From the listing below, count the lines where the string "color" occurs. Give the number, with no other words.

### Given information

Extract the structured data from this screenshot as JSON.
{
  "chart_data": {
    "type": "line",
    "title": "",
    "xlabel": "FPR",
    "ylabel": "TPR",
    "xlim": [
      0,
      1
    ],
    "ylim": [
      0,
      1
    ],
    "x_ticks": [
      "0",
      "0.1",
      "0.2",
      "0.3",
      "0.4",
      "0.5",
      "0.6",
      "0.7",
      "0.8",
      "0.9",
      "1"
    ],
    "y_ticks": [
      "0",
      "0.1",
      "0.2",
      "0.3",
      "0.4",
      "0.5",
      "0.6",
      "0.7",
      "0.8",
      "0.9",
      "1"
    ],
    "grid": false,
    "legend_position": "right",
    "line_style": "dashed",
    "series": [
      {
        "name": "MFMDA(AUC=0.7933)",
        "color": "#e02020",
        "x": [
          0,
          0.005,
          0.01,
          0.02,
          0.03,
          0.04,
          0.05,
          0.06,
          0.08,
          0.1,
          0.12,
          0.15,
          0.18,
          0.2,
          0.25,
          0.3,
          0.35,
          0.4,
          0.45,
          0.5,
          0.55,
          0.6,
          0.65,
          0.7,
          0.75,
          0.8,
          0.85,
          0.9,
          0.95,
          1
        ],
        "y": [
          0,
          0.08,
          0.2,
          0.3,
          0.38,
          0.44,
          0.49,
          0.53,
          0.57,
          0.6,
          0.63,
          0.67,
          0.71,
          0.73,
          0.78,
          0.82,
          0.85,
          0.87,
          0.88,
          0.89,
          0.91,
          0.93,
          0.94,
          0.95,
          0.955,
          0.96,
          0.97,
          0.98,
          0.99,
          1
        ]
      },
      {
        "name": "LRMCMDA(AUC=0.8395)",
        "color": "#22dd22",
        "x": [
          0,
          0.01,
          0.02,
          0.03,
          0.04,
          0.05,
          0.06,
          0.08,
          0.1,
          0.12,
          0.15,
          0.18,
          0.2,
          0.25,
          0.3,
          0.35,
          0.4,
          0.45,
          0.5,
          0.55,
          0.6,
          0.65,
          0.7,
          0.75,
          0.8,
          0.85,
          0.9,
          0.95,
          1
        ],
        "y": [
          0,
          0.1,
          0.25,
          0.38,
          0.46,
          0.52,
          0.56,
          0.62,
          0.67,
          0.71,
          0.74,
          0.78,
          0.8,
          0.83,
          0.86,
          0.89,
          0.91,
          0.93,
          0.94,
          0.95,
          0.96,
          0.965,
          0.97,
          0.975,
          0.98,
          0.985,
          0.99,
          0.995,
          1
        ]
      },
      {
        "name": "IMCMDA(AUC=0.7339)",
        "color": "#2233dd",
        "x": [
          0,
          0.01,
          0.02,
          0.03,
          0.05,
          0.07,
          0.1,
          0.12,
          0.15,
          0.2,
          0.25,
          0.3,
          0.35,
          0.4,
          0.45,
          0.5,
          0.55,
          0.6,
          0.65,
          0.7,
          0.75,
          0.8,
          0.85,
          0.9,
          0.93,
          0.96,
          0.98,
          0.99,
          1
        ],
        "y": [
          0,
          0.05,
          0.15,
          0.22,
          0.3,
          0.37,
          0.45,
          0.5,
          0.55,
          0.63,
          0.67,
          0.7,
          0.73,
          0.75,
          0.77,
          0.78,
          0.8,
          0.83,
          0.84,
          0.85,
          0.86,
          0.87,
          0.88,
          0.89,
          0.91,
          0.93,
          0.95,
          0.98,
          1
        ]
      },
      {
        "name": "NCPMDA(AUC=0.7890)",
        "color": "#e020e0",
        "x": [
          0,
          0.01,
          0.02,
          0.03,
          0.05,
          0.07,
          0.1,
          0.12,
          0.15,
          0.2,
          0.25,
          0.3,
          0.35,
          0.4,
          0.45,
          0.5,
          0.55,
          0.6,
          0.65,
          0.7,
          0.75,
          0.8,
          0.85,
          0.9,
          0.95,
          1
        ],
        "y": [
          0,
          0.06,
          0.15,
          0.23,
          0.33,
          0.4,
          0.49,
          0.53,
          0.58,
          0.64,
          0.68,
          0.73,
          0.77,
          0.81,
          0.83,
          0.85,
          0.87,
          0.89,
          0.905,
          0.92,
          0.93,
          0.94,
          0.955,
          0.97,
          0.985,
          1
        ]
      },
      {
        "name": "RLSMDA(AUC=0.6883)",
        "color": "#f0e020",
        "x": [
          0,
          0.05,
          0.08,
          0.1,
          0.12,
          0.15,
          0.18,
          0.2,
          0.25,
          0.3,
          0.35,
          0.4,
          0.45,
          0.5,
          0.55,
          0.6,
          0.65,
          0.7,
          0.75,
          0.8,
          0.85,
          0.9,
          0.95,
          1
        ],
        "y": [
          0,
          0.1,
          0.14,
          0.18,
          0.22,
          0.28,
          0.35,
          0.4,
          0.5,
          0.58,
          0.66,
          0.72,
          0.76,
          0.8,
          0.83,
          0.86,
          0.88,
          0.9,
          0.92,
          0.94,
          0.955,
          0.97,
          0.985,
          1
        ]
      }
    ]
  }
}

######

The reply> 5